Goal:
Report how many lines hold the word "Tools"; answer with the number alone.
___
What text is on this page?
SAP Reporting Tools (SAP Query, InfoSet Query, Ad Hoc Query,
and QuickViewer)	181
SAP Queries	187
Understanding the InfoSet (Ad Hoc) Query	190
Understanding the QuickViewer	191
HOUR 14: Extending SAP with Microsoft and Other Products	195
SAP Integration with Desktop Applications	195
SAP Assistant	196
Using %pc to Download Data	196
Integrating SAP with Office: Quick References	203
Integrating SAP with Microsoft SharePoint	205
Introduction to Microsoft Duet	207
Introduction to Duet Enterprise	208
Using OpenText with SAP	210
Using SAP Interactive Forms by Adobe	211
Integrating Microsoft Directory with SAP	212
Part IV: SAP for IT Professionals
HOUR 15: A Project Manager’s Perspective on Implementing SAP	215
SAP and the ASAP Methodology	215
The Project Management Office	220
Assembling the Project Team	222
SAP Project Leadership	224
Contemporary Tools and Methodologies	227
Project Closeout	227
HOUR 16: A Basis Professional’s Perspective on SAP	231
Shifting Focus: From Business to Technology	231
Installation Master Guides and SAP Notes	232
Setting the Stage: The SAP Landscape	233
___
Exercise solution:
2